(What this task involves): Search the listing below for the word "color" and copy each line that holds it.

(Data for this exercise):
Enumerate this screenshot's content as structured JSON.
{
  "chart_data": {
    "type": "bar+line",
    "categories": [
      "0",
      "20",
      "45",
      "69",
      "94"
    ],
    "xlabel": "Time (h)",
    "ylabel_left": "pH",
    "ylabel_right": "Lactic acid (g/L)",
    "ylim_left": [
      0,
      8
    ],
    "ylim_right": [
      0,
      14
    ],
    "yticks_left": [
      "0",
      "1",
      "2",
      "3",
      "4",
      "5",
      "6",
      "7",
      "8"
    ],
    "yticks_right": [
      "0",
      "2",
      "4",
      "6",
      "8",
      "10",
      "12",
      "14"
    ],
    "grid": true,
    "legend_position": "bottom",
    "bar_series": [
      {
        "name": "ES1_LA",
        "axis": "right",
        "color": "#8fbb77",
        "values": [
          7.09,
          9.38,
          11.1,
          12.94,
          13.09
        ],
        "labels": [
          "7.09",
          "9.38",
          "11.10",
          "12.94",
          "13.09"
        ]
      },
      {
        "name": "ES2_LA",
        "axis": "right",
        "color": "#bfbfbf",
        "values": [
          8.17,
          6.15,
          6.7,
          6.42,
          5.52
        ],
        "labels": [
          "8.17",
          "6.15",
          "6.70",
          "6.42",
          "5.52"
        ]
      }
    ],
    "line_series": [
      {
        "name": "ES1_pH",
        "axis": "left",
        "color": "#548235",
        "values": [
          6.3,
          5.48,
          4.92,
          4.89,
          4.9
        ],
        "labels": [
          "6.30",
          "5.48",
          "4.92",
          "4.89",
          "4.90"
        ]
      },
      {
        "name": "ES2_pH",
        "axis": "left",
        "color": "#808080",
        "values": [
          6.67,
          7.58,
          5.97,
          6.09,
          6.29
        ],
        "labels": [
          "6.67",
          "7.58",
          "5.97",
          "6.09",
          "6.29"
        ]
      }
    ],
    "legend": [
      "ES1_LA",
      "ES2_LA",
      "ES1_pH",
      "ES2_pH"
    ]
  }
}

(The solution):
        "color": "#8fbb77",
        "color": "#bfbfbf",
        "color": "#548235",
        "color": "#808080",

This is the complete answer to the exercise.